• [SHORT PROBLEM]: Any picture among the records should be left out, please; retype the rest exactly.
┌────────
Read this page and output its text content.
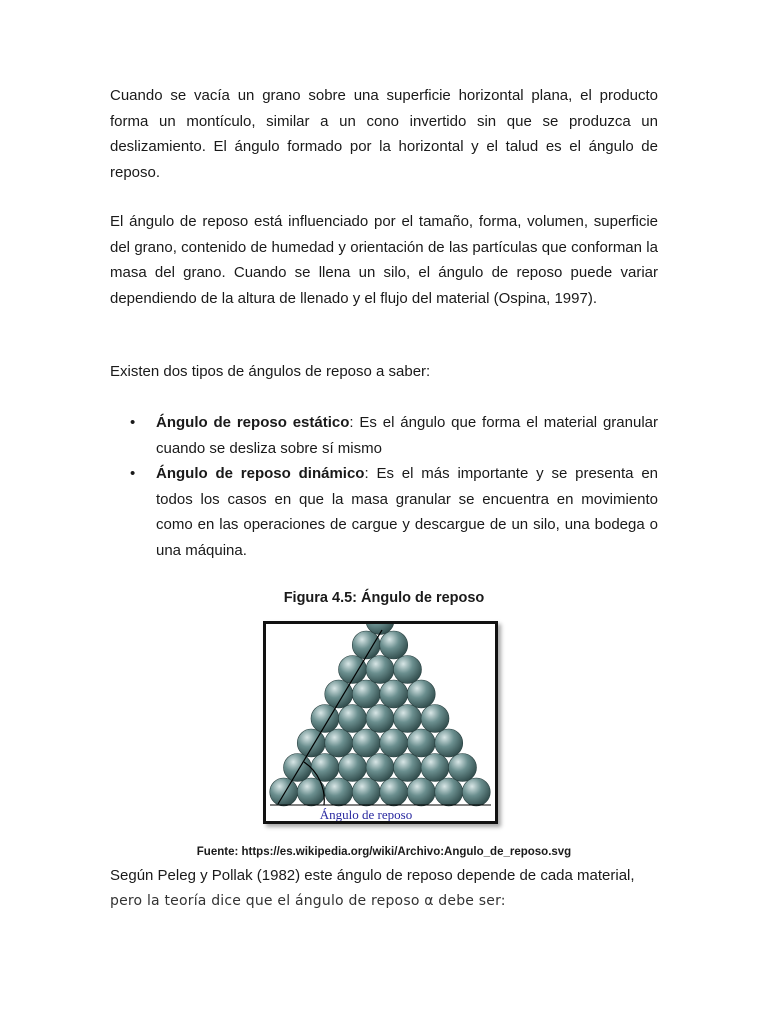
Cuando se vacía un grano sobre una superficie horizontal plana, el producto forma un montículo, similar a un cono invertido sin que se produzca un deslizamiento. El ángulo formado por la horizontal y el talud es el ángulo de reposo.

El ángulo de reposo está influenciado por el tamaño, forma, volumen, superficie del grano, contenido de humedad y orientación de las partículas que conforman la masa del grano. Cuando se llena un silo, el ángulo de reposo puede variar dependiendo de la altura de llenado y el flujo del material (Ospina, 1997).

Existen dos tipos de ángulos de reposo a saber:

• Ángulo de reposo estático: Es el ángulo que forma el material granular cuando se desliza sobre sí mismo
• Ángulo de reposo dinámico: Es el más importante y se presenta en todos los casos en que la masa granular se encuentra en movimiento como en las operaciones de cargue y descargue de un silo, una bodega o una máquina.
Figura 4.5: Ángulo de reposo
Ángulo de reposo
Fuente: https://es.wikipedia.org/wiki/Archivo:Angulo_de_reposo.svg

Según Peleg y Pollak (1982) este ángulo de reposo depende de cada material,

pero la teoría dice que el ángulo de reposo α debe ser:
└────────
• [WRITTEN RESPONSE]:
Read this page and output its text content.
Cuando se vacía un grano sobre una superficie horizontal plana, el producto forma un montículo, similar a un cono invertido sin que se produzca un deslizamiento. El ángulo formado por la horizontal y el talud es el ángulo de reposo.

El ángulo de reposo está influenciado por el tamaño, forma, volumen, superficie del grano, contenido de humedad y orientación de las partículas que conforman la masa del grano. Cuando se llena un silo, el ángulo de reposo puede variar dependiendo de la altura de llenado y el flujo del material (Ospina, 1997).

Existen dos tipos de ángulos de reposo a saber:

• Ángulo de reposo estático: Es el ángulo que forma el material granular cuando se desliza sobre sí mismo
• Ángulo de reposo dinámico: Es el más importante y se presenta en todos los casos en que la masa granular se encuentra en movimiento como en las operaciones de cargue y descargue de un silo, una bodega o una máquina.
Figura 4.5: Ángulo de reposo
Ángulo de reposo
Fuente: https://es.wikipedia.org/wiki/Archivo:Angulo_de_reposo.svg

Según Peleg y Pollak (1982) este ángulo de reposo depende de cada material,

pero la teoría dice que el ángulo de reposo α debe ser:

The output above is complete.